◆ EXERCISE INSTRUCTIONS
Every line of the listing must be reproduced as it stands. Leave the images behind.

EXTRACTED DATA start

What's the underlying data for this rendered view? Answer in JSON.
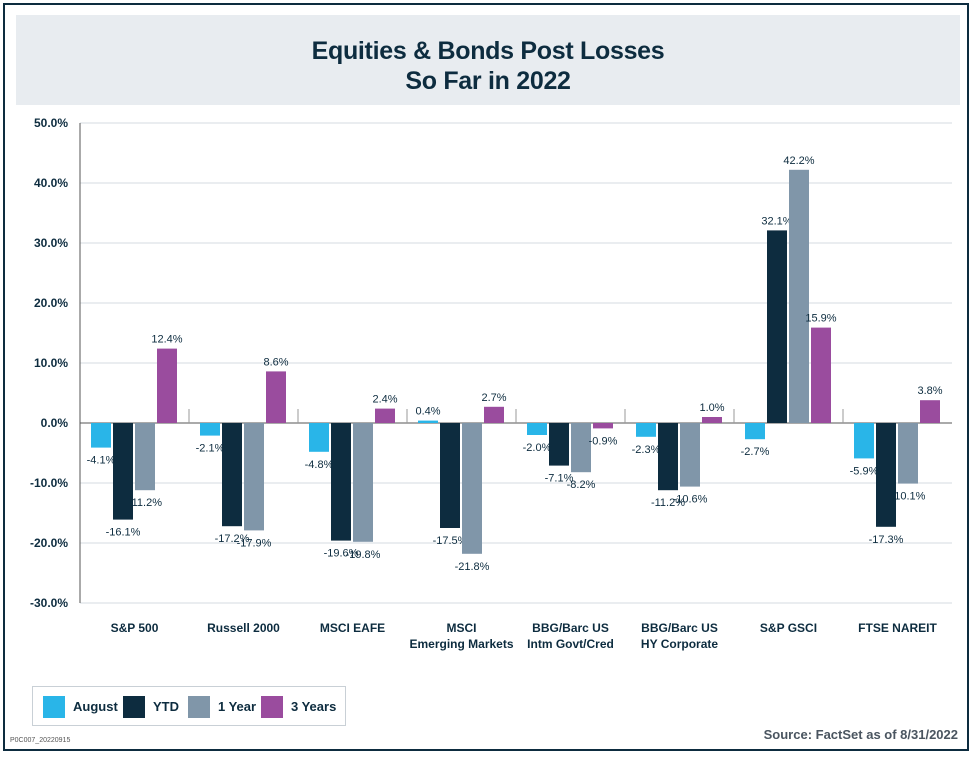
{
  "chart_data": {
    "type": "bar",
    "title": "Equities & Bonds Post Losses",
    "subtitle": "So Far in 2022",
    "categories": [
      [
        "S&P 500"
      ],
      [
        "Russell 2000"
      ],
      [
        "MSCI EAFE"
      ],
      [
        "MSCI",
        "Emerging Markets"
      ],
      [
        "BBG/Barc US",
        "Intm Govt/Cred"
      ],
      [
        "BBG/Barc US",
        "HY Corporate"
      ],
      [
        "S&P GSCI"
      ],
      [
        "FTSE NAREIT"
      ]
    ],
    "series": [
      {
        "name": "August",
        "color": "#29b5e8",
        "values": [
          -4.1,
          -2.1,
          -4.8,
          0.4,
          -2.0,
          -2.3,
          -2.7,
          -5.9
        ],
        "labels": [
          "-4.1%",
          "-2.1%",
          "-4.8%",
          "0.4%",
          "-2.0%",
          "-2.3%",
          "-2.7%",
          "-5.9%"
        ]
      },
      {
        "name": "YTD",
        "color": "#0d2c3f",
        "values": [
          -16.1,
          -17.2,
          -19.6,
          -17.5,
          -7.1,
          -11.2,
          32.1,
          -17.3
        ],
        "labels": [
          "-16.1%",
          "-17.2%",
          "-19.6%",
          "-17.5%",
          "-7.1%",
          "-11.2%",
          "32.1%",
          "-17.3%"
        ]
      },
      {
        "name": "1 Year",
        "color": "#8096a9",
        "values": [
          -11.2,
          -17.9,
          -19.8,
          -21.8,
          -8.2,
          -10.6,
          42.2,
          -10.1
        ],
        "labels": [
          "-11.2%",
          "-17.9%",
          "-19.8%",
          "-21.8%",
          "-8.2%",
          "-10.6%",
          "42.2%",
          "-10.1%"
        ]
      },
      {
        "name": "3 Years",
        "color": "#9a4c9e",
        "values": [
          12.4,
          8.6,
          2.4,
          2.7,
          -0.9,
          1.0,
          15.9,
          3.8
        ],
        "labels": [
          "12.4%",
          "8.6%",
          "2.4%",
          "2.7%",
          "-0.9%",
          "1.0%",
          "15.9%",
          "3.8%"
        ]
      }
    ],
    "ylim": [
      -30,
      50
    ],
    "yticks": [
      50,
      40,
      30,
      20,
      10,
      0,
      -10,
      -20,
      -30
    ],
    "ytick_labels": [
      "50.0%",
      "40.0%",
      "30.0%",
      "20.0%",
      "10.0%",
      "0.0%",
      "-10.0%",
      "-20.0%",
      "-30.0%"
    ],
    "grid": true,
    "legend": "bottom-left"
  },
  "footer": {
    "source": "Source: FactSet as of 8/31/2022",
    "code": "P0C007_20220915"
  }
}
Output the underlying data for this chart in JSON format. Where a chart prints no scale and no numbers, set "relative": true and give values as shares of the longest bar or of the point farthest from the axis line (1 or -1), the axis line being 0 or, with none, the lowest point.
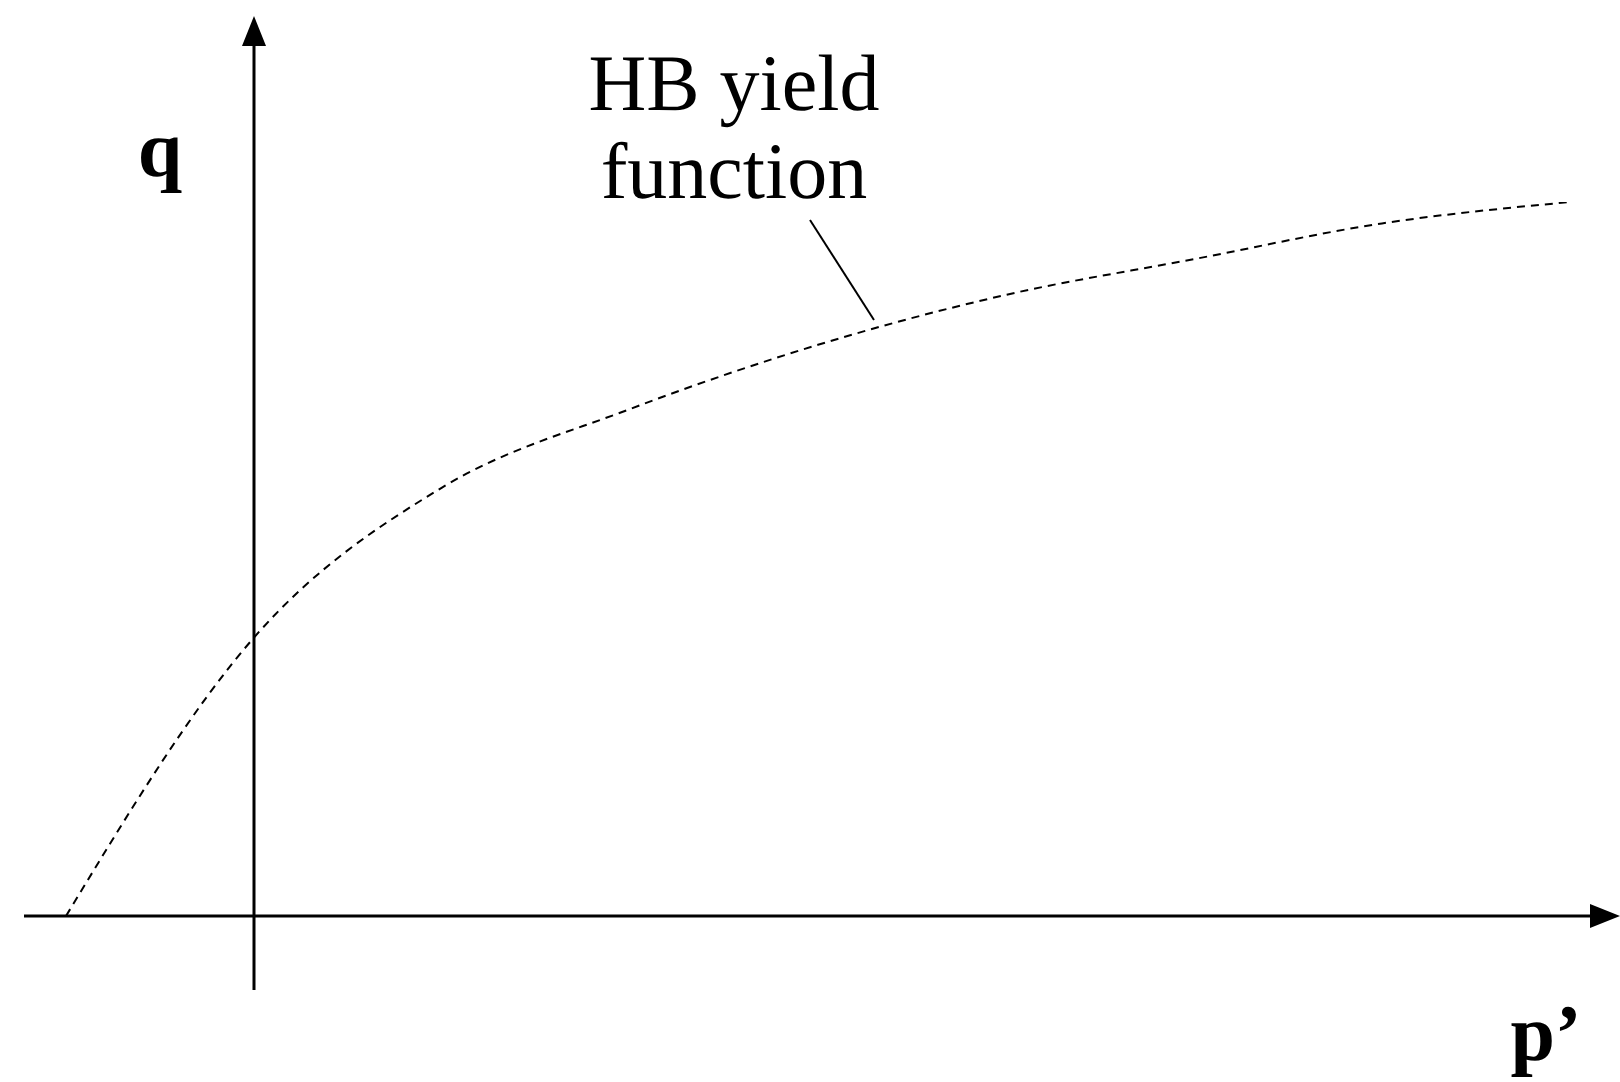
{
  "chart_data": {
    "type": "line",
    "relative": true,
    "xlabel": "p’",
    "ylabel": "q",
    "annotations": [
      "HB yield function"
    ],
    "categories": [
      null,
      null,
      null,
      null,
      null,
      null,
      null,
      null,
      null
    ],
    "values": [
      0,
      0.39,
      0.6,
      0.71,
      0.8,
      0.87,
      0.92,
      0.97,
      1
    ],
    "color": "#000000",
    "line_style": "dashed",
    "marker": "none"
  }
}
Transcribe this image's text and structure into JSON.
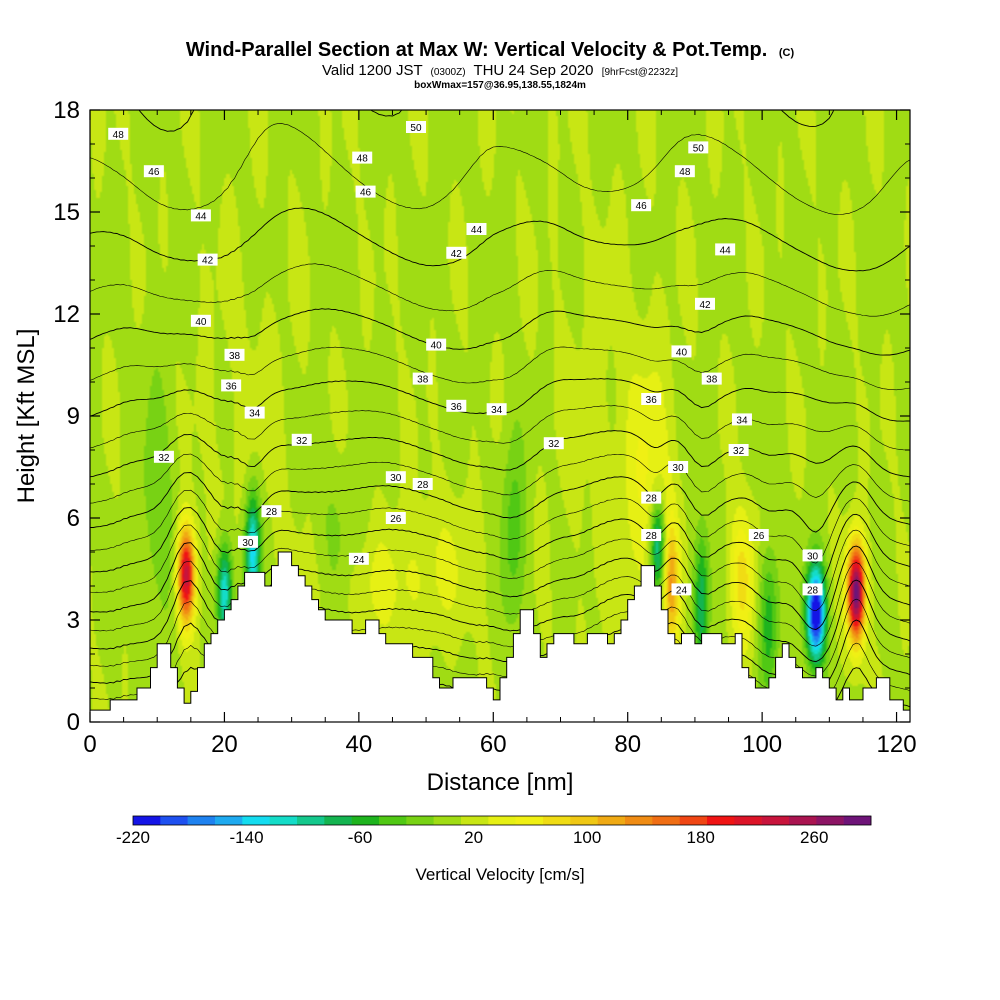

EXTRACTED DATA end

◆ TASK SOLUTION
What's the underlying data for this rendered view? Answer in JSON.
{
  "chart_data": {
    "type": "bar",
    "title": "Equities & Bonds Post Losses",
    "subtitle": "So Far in 2022",
    "categories": [
      [
        "S&P 500"
      ],
      [
        "Russell 2000"
      ],
      [
        "MSCI EAFE"
      ],
      [
        "MSCI",
        "Emerging Markets"
      ],
      [
        "BBG/Barc US",
        "Intm Govt/Cred"
      ],
      [
        "BBG/Barc US",
        "HY Corporate"
      ],
      [
        "S&P GSCI"
      ],
      [
        "FTSE NAREIT"
      ]
    ],
    "series": [
      {
        "name": "August",
        "color": "#29b5e8",
        "values": [
          -4.1,
          -2.1,
          -4.8,
          0.4,
          -2.0,
          -2.3,
          -2.7,
          -5.9
        ],
        "labels": [
          "-4.1%",
          "-2.1%",
          "-4.8%",
          "0.4%",
          "-2.0%",
          "-2.3%",
          "-2.7%",
          "-5.9%"
        ]
      },
      {
        "name": "YTD",
        "color": "#0d2c3f",
        "values": [
          -16.1,
          -17.2,
          -19.6,
          -17.5,
          -7.1,
          -11.2,
          32.1,
          -17.3
        ],
        "labels": [
          "-16.1%",
          "-17.2%",
          "-19.6%",
          "-17.5%",
          "-7.1%",
          "-11.2%",
          "32.1%",
          "-17.3%"
        ]
      },
      {
        "name": "1 Year",
        "color": "#8096a9",
        "values": [
          -11.2,
          -17.9,
          -19.8,
          -21.8,
          -8.2,
          -10.6,
          42.2,
          -10.1
        ],
        "labels": [
          "-11.2%",
          "-17.9%",
          "-19.8%",
          "-21.8%",
          "-8.2%",
          "-10.6%",
          "42.2%",
          "-10.1%"
        ]
      },
      {
        "name": "3 Years",
        "color": "#9a4c9e",
        "values": [
          12.4,
          8.6,
          2.4,
          2.7,
          -0.9,
          1.0,
          15.9,
          3.8
        ],
        "labels": [
          "12.4%",
          "8.6%",
          "2.4%",
          "2.7%",
          "-0.9%",
          "1.0%",
          "15.9%",
          "3.8%"
        ]
      }
    ],
    "ylim": [
      -30,
      50
    ],
    "yticks": [
      50,
      40,
      30,
      20,
      10,
      0,
      -10,
      -20,
      -30
    ],
    "ytick_labels": [
      "50.0%",
      "40.0%",
      "30.0%",
      "20.0%",
      "10.0%",
      "0.0%",
      "-10.0%",
      "-20.0%",
      "-30.0%"
    ],
    "grid": true,
    "legend": "bottom-left"
  },
  "footer": {
    "source": "Source: FactSet as of 8/31/2022",
    "code": "P0C007_20220915"
  }
}
Output the underlying data for this chart in JSON format. Where a chart prints no scale and no numbers, set "relative": true and give values as shares of the longest bar or of the point farthest from the axis line (1 or -1), the axis line being 0 or, with none, the lowest point.
{
  "chart_data": {
    "type": "line",
    "relative": true,
    "xlabel": "p’",
    "ylabel": "q",
    "annotations": [
      "HB yield function"
    ],
    "categories": [
      null,
      null,
      null,
      null,
      null,
      null,
      null,
      null,
      null
    ],
    "values": [
      0,
      0.39,
      0.6,
      0.71,
      0.8,
      0.87,
      0.92,
      0.97,
      1
    ],
    "color": "#000000",
    "line_style": "dashed",
    "marker": "none"
  }
}
Transcribe this image's text and structure into JSON.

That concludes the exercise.